▸ **PROBLEM REQUIREMENTS**:
Your task is to restate the data word for word.

▸ **INPUT MATERIAL**:
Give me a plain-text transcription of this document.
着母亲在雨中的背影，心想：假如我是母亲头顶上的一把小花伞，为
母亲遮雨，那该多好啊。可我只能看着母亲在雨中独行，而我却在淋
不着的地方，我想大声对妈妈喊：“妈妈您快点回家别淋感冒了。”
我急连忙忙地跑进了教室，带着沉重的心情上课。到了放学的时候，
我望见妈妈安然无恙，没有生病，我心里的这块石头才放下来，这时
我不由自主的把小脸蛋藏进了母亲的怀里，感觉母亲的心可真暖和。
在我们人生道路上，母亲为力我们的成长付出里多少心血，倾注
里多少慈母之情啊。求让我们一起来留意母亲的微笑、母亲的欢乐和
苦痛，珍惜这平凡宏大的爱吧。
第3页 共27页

▸ **TASK RESPONSE**:
Give me a plain-text transcription of this document.
着母亲在雨中的背影，心想：假如我是母亲头顶上的一把小花伞，为
母亲遮雨，那该多好啊。可我只能看着母亲在雨中独行，而我却在淋
不着的地方，我想大声对妈妈喊：“妈妈您快点回家别淋感冒了。”
我急连忙忙地跑进了教室，带着沉重的心情上课。到了放学的时候，
我望见妈妈安然无恙，没有生病，我心里的这块石头才放下来，这时
我不由自主的把小脸蛋藏进了母亲的怀里，感觉母亲的心可真暖和。
在我们人生道路上，母亲为力我们的成长付出里多少心血，倾注
里多少慈母之情啊。求让我们一起来留意母亲的微笑、母亲的欢乐和
苦痛，珍惜这平凡宏大的爱吧。
第3页 共27页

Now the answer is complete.